= Your instructions =
Where the word "title" occurs in a line, return that line.

═══ Input records

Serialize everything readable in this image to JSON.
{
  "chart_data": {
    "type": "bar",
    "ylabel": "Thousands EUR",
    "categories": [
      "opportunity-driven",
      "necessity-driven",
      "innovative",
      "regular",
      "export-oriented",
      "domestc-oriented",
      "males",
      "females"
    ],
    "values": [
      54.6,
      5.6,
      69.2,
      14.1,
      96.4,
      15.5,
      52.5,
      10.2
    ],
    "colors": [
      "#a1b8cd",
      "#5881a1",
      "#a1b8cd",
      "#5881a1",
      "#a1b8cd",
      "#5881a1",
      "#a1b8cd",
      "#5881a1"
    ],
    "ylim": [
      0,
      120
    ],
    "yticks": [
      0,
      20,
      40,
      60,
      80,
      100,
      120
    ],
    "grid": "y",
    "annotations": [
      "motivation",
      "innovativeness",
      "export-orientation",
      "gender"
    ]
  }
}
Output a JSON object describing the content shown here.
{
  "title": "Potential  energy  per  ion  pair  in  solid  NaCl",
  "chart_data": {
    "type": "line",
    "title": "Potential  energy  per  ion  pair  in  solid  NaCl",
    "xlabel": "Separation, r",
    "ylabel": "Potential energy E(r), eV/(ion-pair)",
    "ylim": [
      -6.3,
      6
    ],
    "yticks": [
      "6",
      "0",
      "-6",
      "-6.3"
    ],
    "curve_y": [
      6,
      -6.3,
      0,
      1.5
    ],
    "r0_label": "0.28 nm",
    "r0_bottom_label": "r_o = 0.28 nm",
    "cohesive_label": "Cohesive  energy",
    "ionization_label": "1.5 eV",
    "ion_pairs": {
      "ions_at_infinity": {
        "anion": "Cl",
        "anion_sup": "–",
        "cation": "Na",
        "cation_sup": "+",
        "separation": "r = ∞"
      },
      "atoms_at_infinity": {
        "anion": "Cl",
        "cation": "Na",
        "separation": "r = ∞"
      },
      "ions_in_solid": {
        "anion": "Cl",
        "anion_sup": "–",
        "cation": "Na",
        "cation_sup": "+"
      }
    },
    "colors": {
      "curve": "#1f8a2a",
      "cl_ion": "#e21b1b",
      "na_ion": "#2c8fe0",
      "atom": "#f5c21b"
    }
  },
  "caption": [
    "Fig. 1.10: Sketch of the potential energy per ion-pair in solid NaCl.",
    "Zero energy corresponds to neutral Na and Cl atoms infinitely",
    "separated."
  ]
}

══════

= Solved problem =
  "title": "Potential  energy  per  ion  pair  in  solid  NaCl",
    "title": "Potential  energy  per  ion  pair  in  solid  NaCl",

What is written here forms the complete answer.